ENTRIES PROVIDED:
**********

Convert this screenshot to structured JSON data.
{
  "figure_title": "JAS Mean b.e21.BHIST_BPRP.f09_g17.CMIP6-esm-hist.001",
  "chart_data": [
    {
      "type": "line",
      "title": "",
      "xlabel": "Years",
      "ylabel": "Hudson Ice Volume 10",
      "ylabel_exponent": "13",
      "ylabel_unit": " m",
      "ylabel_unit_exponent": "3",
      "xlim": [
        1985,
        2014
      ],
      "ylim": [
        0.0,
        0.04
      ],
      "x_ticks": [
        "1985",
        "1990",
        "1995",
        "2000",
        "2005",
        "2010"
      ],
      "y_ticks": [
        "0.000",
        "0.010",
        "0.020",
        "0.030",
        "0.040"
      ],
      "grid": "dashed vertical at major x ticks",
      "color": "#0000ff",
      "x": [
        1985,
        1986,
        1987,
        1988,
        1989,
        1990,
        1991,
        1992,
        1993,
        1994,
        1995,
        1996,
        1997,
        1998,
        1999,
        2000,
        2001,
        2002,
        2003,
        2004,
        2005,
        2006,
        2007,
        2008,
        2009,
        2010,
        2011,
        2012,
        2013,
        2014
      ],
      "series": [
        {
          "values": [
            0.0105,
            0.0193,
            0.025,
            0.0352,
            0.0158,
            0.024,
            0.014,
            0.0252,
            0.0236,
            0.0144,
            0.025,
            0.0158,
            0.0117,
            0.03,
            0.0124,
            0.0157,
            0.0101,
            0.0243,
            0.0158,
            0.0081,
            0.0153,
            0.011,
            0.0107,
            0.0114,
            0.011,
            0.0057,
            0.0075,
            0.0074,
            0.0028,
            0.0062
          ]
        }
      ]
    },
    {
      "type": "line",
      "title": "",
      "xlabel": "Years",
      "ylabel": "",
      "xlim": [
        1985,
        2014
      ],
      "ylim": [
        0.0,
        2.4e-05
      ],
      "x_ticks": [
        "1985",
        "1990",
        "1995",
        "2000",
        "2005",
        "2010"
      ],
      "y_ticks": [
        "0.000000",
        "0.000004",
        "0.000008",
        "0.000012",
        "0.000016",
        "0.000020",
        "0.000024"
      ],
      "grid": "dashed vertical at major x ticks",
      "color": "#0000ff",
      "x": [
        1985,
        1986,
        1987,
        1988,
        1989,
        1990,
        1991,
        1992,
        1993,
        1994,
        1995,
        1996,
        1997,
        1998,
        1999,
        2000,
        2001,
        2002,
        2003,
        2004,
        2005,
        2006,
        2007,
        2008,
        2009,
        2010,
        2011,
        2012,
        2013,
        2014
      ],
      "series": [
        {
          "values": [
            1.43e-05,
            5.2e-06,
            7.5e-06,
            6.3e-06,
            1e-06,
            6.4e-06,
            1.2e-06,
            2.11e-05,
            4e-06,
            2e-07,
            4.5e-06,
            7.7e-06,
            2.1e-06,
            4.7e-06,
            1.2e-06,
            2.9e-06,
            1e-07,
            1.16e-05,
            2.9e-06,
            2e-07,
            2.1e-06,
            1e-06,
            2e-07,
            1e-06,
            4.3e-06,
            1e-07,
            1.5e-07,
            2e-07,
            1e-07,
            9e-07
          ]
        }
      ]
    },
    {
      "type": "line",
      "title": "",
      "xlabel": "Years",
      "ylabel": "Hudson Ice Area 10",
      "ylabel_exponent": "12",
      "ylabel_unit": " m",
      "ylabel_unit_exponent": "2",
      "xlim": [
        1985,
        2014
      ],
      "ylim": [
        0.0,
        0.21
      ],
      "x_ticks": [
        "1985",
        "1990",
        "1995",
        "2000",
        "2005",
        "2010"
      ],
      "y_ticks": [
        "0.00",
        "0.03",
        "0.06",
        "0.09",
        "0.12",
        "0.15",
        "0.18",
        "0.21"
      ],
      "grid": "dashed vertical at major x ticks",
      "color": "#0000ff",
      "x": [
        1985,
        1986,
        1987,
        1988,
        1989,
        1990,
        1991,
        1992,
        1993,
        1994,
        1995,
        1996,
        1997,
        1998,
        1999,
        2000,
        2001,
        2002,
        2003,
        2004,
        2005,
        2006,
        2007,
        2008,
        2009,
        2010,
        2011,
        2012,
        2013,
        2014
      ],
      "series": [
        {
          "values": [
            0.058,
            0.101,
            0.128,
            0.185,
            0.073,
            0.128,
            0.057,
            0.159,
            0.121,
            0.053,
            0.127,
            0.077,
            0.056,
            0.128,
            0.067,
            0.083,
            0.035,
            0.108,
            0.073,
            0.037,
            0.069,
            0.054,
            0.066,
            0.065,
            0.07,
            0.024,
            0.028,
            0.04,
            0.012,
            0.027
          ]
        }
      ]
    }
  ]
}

**********

WRITTEN PROBLEM: Write the material out again in its entirety, exactly as shown.

SOLUTION:
Convert this screenshot to structured JSON data.
{
  "figure_title": "JAS Mean b.e21.BHIST_BPRP.f09_g17.CMIP6-esm-hist.001",
  "chart_data": [
    {
      "type": "line",
      "title": "",
      "xlabel": "Years",
      "ylabel": "Hudson Ice Volume 10",
      "ylabel_exponent": "13",
      "ylabel_unit": " m",
      "ylabel_unit_exponent": "3",
      "xlim": [
        1985,
        2014
      ],
      "ylim": [
        0.0,
        0.04
      ],
      "x_ticks": [
        "1985",
        "1990",
        "1995",
        "2000",
        "2005",
        "2010"
      ],
      "y_ticks": [
        "0.000",
        "0.010",
        "0.020",
        "0.030",
        "0.040"
      ],
      "grid": "dashed vertical at major x ticks",
      "color": "#0000ff",
      "x": [
        1985,
        1986,
        1987,
        1988,
        1989,
        1990,
        1991,
        1992,
        1993,
        1994,
        1995,
        1996,
        1997,
        1998,
        1999,
        2000,
        2001,
        2002,
        2003,
        2004,
        2005,
        2006,
        2007,
        2008,
        2009,
        2010,
        2011,
        2012,
        2013,
        2014
      ],
      "series": [
        {
          "values": [
            0.0105,
            0.0193,
            0.025,
            0.0352,
            0.0158,
            0.024,
            0.014,
            0.0252,
            0.0236,
            0.0144,
            0.025,
            0.0158,
            0.0117,
            0.03,
            0.0124,
            0.0157,
            0.0101,
            0.0243,
            0.0158,
            0.0081,
            0.0153,
            0.011,
            0.0107,
            0.0114,
            0.011,
            0.0057,
            0.0075,
            0.0074,
            0.0028,
            0.0062
          ]
        }
      ]
    },
    {
      "type": "line",
      "title": "",
      "xlabel": "Years",
      "ylabel": "",
      "xlim": [
        1985,
        2014
      ],
      "ylim": [
        0.0,
        2.4e-05
      ],
      "x_ticks": [
        "1985",
        "1990",
        "1995",
        "2000",
        "2005",
        "2010"
      ],
      "y_ticks": [
        "0.000000",
        "0.000004",
        "0.000008",
        "0.000012",
        "0.000016",
        "0.000020",
        "0.000024"
      ],
      "grid": "dashed vertical at major x ticks",
      "color": "#0000ff",
      "x": [
        1985,
        1986,
        1987,
        1988,
        1989,
        1990,
        1991,
        1992,
        1993,
        1994,
        1995,
        1996,
        1997,
        1998,
        1999,
        2000,
        2001,
        2002,
        2003,
        2004,
        2005,
        2006,
        2007,
        2008,
        2009,
        2010,
        2011,
        2012,
        2013,
        2014
      ],
      "series": [
        {
          "values": [
            1.43e-05,
            5.2e-06,
            7.5e-06,
            6.3e-06,
            1e-06,
            6.4e-06,
            1.2e-06,
            2.11e-05,
            4e-06,
            2e-07,
            4.5e-06,
            7.7e-06,
            2.1e-06,
            4.7e-06,
            1.2e-06,
            2.9e-06,
            1e-07,
            1.16e-05,
            2.9e-06,
            2e-07,
            2.1e-06,
            1e-06,
            2e-07,
            1e-06,
            4.3e-06,
            1e-07,
            1.5e-07,
            2e-07,
            1e-07,
            9e-07
          ]
        }
      ]
    },
    {
      "type": "line",
      "title": "",
      "xlabel": "Years",
      "ylabel": "Hudson Ice Area 10",
      "ylabel_exponent": "12",
      "ylabel_unit": " m",
      "ylabel_unit_exponent": "2",
      "xlim": [
        1985,
        2014
      ],
      "ylim": [
        0.0,
        0.21
      ],
      "x_ticks": [
        "1985",
        "1990",
        "1995",
        "2000",
        "2005",
        "2010"
      ],
      "y_ticks": [
        "0.00",
        "0.03",
        "0.06",
        "0.09",
        "0.12",
        "0.15",
        "0.18",
        "0.21"
      ],
      "grid": "dashed vertical at major x ticks",
      "color": "#0000ff",
      "x": [
        1985,
        1986,
        1987,
        1988,
        1989,
        1990,
        1991,
        1992,
        1993,
        1994,
        1995,
        1996,
        1997,
        1998,
        1999,
        2000,
        2001,
        2002,
        2003,
        2004,
        2005,
        2006,
        2007,
        2008,
        2009,
        2010,
        2011,
        2012,
        2013,
        2014
      ],
      "series": [
        {
          "values": [
            0.058,
            0.101,
            0.128,
            0.185,
            0.073,
            0.128,
            0.057,
            0.159,
            0.121,
            0.053,
            0.127,
            0.077,
            0.056,
            0.128,
            0.067,
            0.083,
            0.035,
            0.108,
            0.073,
            0.037,
            0.069,
            0.054,
            0.066,
            0.065,
            0.07,
            0.024,
            0.028,
            0.04,
            0.012,
            0.027
          ]
        }
      ]
    }
  ]
}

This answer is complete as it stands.